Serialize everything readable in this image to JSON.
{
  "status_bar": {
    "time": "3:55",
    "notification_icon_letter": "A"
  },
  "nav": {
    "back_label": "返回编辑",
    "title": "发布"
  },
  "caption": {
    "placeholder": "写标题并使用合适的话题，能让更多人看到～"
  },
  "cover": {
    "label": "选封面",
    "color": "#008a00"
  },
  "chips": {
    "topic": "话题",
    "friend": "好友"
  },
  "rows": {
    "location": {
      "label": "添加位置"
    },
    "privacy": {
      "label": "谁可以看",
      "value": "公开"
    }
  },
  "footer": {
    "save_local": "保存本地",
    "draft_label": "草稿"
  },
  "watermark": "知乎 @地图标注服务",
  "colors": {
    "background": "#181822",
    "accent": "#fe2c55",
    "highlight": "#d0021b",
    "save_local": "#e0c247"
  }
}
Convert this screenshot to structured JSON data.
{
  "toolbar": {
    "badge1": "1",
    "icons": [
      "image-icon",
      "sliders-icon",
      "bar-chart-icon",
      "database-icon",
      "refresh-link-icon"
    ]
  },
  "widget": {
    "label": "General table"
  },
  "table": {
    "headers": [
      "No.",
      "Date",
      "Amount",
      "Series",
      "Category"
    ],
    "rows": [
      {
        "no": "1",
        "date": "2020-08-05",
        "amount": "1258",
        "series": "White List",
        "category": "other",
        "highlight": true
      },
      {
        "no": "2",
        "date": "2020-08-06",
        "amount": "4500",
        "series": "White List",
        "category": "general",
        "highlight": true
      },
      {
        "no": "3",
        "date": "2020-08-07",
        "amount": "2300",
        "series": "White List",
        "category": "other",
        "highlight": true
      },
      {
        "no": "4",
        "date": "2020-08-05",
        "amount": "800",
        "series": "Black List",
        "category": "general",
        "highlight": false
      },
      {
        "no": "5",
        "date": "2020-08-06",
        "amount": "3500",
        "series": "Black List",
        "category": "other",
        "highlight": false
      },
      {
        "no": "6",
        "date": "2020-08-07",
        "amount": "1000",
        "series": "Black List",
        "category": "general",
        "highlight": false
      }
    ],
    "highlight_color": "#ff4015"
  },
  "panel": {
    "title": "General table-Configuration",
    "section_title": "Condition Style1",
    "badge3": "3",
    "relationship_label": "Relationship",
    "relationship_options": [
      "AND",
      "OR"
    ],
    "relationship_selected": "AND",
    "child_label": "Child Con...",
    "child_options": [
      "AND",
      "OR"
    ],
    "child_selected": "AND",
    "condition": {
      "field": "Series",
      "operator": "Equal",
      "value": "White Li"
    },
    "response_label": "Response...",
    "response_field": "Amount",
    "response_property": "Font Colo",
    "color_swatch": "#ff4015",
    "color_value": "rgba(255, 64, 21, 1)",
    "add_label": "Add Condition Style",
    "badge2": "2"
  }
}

***

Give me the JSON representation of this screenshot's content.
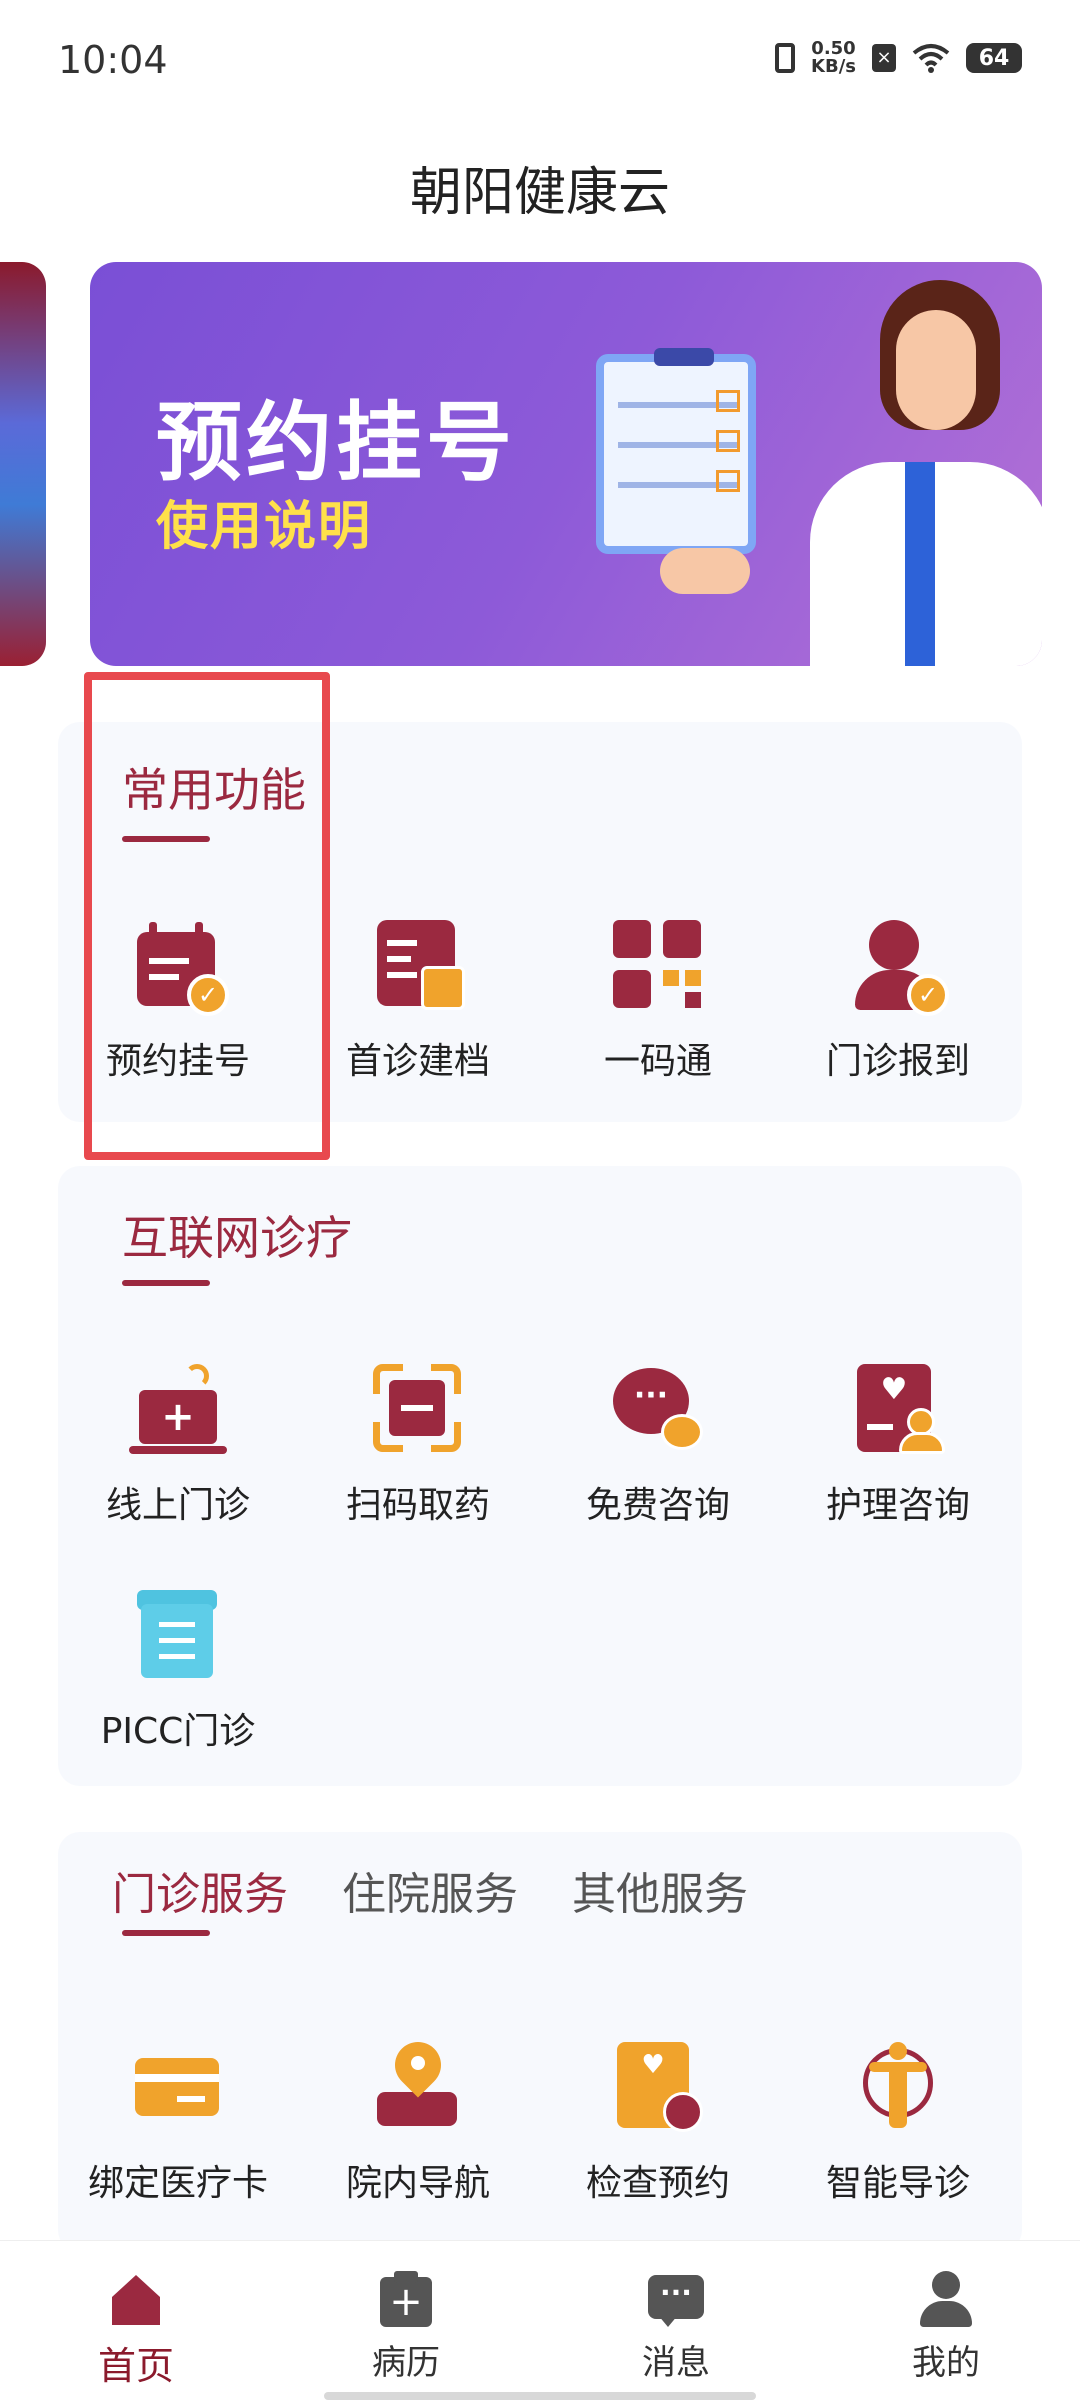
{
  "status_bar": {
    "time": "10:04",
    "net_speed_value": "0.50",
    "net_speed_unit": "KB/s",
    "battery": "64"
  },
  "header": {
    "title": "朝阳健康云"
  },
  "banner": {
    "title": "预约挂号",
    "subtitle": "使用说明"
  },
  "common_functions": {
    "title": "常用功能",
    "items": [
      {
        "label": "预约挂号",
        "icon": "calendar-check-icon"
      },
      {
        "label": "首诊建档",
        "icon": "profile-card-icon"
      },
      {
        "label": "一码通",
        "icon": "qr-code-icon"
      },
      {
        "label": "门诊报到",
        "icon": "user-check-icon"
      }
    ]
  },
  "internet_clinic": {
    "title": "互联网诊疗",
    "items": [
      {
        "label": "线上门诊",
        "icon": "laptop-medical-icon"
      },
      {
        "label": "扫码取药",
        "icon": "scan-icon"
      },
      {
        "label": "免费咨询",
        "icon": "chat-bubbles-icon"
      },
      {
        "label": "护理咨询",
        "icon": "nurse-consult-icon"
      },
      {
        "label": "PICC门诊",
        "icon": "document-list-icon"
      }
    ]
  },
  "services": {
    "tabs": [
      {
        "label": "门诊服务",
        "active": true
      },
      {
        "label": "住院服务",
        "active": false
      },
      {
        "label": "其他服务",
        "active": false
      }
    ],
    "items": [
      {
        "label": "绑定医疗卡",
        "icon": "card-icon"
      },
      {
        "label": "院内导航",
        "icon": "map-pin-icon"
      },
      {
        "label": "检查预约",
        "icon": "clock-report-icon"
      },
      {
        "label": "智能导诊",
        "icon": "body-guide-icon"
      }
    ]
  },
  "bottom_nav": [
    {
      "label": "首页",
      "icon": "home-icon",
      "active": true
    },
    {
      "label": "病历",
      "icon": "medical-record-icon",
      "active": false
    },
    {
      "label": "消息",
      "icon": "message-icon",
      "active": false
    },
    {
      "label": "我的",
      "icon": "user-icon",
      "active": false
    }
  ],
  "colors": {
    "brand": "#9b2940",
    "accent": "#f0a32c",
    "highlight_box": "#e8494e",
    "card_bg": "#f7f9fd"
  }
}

***

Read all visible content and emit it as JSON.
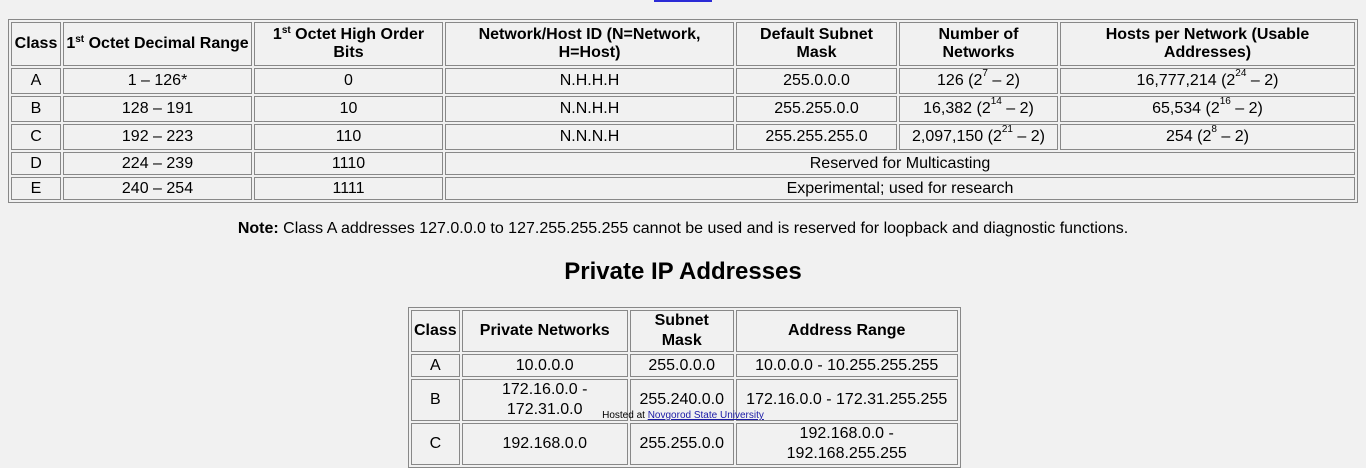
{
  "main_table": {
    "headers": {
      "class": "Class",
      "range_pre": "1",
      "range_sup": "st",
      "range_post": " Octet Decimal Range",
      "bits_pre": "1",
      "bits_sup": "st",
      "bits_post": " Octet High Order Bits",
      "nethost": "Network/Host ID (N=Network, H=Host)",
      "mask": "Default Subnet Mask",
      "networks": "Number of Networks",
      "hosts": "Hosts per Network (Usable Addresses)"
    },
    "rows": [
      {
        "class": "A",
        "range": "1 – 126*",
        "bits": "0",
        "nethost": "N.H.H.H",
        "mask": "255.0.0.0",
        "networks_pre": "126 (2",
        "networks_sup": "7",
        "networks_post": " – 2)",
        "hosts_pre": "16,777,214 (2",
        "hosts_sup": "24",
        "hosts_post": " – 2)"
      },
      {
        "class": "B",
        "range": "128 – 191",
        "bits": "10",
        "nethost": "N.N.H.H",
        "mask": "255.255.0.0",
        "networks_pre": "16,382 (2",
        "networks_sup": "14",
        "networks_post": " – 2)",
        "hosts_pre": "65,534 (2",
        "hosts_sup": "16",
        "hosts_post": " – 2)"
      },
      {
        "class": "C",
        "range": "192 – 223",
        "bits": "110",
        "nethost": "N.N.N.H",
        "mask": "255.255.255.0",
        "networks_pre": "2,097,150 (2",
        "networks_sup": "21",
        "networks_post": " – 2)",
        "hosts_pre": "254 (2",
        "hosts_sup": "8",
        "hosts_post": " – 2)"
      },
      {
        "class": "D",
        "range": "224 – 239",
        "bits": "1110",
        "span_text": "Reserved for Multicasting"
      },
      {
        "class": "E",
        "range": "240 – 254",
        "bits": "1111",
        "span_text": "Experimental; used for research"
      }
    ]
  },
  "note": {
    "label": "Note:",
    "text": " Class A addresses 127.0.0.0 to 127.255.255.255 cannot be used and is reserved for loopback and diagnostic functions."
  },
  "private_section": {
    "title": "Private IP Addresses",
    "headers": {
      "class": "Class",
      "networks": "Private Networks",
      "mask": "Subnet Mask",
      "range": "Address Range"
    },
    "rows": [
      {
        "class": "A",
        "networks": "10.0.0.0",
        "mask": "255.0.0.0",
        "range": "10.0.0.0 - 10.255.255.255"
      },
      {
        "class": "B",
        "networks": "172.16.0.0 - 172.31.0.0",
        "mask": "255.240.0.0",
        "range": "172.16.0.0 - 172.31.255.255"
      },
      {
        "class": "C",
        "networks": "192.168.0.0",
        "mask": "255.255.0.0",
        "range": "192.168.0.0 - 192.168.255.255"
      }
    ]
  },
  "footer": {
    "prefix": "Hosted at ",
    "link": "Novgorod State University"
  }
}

***

Pull every line containing "check" out of the records.

        "icon": "calendar-check-icon"
        "icon": "user-check-icon"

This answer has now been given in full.